- **To be done**: Count the lines below that include the word "excerpt" and write that number alone.

- **Dataset items**:
====
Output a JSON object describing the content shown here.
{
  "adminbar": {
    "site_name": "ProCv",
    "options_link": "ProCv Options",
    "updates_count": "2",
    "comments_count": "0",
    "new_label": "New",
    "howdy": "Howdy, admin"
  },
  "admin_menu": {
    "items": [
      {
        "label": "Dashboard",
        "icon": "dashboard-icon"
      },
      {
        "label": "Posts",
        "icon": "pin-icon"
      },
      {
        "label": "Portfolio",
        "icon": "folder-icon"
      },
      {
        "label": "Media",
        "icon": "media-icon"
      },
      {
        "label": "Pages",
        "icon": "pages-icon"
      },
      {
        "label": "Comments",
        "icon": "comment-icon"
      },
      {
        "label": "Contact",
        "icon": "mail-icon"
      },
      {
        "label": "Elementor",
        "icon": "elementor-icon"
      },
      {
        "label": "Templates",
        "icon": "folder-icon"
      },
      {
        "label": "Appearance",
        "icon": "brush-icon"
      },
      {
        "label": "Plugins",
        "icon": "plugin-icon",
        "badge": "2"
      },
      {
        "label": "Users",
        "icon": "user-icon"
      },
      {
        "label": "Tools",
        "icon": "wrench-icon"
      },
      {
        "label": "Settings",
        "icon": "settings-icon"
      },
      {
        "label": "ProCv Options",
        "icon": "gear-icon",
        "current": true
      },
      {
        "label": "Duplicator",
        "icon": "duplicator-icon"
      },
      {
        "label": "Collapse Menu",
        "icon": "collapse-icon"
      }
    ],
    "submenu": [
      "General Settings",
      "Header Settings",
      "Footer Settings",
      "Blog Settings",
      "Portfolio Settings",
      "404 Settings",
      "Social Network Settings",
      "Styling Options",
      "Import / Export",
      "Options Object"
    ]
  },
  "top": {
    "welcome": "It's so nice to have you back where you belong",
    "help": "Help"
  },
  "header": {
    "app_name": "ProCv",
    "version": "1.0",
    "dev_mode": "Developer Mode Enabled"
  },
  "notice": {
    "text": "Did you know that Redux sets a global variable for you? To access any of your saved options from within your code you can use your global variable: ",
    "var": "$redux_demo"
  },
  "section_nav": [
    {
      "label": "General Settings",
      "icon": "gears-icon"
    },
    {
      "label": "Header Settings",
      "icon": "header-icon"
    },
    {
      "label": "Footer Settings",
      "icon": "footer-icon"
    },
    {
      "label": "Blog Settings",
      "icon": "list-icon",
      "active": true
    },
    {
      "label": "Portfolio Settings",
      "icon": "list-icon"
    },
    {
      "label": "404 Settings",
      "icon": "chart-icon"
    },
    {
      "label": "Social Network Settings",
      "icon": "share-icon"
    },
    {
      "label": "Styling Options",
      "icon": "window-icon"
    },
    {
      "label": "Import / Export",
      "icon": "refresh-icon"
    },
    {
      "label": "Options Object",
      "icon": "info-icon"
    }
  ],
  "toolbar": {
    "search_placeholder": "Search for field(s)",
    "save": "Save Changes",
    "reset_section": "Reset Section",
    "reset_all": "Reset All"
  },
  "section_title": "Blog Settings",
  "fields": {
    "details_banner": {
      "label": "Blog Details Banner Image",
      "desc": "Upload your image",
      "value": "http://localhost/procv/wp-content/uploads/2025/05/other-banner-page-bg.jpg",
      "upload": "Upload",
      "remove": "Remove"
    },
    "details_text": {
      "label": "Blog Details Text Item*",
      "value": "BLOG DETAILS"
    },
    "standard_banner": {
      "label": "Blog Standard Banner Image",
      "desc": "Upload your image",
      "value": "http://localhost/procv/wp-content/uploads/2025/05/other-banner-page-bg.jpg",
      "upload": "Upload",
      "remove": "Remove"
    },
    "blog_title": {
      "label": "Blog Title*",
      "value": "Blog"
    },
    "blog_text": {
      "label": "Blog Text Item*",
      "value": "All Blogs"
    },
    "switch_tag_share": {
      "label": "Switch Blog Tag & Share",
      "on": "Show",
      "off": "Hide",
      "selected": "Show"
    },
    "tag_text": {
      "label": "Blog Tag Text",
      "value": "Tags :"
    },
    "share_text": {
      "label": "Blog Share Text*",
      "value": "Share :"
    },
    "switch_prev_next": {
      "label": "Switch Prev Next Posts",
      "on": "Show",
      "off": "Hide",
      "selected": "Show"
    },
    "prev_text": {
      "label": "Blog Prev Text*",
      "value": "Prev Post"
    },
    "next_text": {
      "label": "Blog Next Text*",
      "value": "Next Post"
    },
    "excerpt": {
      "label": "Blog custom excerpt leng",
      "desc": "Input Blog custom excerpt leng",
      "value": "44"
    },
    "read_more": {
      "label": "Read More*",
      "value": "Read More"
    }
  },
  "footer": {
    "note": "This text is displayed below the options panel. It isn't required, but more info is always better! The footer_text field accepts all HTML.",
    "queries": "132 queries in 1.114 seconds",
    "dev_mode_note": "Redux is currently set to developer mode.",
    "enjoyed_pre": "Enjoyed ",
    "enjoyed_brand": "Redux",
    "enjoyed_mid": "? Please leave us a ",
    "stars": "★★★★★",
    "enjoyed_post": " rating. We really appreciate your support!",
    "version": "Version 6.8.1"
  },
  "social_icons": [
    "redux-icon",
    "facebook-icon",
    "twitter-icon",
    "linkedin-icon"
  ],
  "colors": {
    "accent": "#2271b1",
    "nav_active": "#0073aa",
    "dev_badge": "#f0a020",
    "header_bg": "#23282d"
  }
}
====
- **The answer**: 3